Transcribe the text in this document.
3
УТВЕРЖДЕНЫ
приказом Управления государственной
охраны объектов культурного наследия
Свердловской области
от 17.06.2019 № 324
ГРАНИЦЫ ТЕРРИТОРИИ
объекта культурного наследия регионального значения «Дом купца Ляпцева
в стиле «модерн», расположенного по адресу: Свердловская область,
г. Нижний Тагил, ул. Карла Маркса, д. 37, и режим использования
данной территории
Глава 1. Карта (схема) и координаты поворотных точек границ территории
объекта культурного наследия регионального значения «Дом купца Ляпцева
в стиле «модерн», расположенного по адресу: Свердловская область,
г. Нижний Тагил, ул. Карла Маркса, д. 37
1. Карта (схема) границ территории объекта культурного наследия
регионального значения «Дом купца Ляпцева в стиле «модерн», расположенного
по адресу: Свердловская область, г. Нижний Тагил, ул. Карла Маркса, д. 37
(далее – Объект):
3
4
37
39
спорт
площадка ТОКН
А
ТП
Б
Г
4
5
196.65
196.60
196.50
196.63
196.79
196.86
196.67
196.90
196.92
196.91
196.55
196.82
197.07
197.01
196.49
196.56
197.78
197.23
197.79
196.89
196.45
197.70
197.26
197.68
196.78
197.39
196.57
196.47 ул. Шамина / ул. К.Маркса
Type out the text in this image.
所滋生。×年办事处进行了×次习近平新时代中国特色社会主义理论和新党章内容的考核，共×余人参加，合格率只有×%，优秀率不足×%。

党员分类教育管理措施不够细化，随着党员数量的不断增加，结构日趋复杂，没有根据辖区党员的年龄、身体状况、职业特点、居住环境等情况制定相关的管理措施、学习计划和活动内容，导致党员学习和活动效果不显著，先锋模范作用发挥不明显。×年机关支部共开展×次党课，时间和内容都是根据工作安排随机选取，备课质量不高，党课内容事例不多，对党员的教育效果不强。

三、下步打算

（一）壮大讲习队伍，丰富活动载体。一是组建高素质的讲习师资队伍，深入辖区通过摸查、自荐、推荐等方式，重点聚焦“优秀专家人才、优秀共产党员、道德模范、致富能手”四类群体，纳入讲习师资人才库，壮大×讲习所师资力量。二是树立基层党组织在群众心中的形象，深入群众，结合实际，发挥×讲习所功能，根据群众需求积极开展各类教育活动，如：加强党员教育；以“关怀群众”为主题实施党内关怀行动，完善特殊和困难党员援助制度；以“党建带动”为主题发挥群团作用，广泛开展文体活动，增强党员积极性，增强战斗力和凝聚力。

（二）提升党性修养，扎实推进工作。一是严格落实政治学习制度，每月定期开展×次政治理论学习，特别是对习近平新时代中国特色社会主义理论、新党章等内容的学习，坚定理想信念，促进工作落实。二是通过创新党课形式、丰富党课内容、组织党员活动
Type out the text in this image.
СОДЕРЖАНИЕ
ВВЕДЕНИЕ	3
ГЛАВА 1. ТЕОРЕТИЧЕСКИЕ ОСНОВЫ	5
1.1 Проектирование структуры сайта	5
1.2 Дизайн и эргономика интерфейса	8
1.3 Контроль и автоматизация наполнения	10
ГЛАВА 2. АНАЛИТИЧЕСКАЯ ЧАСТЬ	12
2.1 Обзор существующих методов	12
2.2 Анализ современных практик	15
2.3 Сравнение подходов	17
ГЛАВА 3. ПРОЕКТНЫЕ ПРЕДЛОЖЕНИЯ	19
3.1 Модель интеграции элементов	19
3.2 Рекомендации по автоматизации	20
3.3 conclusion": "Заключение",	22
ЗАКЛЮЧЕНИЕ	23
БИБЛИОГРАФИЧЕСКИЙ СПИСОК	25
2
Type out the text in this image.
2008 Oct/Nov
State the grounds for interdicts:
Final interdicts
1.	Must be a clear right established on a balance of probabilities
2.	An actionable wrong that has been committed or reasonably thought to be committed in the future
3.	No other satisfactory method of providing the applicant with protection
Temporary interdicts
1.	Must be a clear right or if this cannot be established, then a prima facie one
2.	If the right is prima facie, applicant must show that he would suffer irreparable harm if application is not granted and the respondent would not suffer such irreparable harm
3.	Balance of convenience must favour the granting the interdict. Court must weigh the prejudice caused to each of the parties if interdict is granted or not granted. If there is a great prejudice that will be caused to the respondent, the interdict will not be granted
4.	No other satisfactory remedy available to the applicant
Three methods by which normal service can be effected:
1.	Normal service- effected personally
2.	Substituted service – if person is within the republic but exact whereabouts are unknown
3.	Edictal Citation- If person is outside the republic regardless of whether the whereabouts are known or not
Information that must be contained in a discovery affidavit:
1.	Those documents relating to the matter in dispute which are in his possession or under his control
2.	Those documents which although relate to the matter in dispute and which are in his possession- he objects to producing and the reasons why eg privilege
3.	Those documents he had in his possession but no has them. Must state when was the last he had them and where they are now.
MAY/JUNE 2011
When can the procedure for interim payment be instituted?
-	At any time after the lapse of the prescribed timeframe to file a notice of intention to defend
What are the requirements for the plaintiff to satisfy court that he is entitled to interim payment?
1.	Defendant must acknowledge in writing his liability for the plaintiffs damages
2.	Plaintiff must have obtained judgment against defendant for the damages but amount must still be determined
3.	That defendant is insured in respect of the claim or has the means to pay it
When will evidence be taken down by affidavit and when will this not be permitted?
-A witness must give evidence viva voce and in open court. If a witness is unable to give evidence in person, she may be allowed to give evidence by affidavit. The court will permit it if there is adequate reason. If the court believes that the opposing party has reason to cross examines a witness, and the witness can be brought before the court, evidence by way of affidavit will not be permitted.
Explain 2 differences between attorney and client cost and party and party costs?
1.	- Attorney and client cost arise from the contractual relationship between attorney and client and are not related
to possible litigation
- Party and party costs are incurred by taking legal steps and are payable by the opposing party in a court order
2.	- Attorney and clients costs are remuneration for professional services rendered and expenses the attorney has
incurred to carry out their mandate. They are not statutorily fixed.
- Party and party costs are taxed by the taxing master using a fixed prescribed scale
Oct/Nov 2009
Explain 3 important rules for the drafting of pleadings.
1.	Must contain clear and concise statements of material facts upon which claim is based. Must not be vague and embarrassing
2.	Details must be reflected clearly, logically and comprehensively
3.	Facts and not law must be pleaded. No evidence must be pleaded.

Do this: Copy out all lines above that include the string "effected".

Solution for this task:
Three methods by which normal service can be effected:
1.	Normal service- effected personally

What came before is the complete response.